━━━ DATA TO USE
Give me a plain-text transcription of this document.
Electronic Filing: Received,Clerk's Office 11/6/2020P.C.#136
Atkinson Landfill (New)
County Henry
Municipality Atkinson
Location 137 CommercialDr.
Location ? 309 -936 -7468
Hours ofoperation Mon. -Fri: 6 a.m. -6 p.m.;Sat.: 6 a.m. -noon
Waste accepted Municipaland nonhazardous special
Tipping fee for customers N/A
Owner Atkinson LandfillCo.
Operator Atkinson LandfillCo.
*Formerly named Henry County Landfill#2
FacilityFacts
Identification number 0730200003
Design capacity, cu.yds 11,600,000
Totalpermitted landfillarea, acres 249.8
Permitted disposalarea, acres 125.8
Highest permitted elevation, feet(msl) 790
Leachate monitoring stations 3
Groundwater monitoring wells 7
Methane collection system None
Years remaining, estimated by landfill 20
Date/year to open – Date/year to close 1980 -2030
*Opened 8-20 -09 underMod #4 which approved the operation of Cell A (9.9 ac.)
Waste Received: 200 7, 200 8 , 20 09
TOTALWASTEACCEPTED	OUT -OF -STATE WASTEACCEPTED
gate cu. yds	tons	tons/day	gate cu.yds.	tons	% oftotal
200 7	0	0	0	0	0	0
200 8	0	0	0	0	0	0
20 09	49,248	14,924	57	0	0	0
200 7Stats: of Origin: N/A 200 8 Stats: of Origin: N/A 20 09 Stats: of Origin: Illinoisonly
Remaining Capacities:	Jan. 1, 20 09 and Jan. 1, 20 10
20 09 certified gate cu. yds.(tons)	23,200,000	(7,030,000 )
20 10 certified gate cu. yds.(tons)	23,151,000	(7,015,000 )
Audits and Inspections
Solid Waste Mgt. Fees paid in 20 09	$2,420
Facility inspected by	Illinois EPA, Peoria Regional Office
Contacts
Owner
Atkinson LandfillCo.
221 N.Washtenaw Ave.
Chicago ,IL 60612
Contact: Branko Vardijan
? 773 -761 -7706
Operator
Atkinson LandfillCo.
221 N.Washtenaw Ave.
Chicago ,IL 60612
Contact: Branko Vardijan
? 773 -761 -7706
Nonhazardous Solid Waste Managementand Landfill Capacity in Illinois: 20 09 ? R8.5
━━━━━━
**WORK INSTRUCTIONS:**
Copy out every line of the listing that includes the string "tons".

**COMPLETE OUTPUT:**
gate cu. yds	tons	tons/day	gate cu.yds.	tons	% oftotal
20 09 certified gate cu. yds.(tons)	23,200,000	(7,030,000 )
20 10 certified gate cu. yds.(tons)	23,151,000	(7,015,000 )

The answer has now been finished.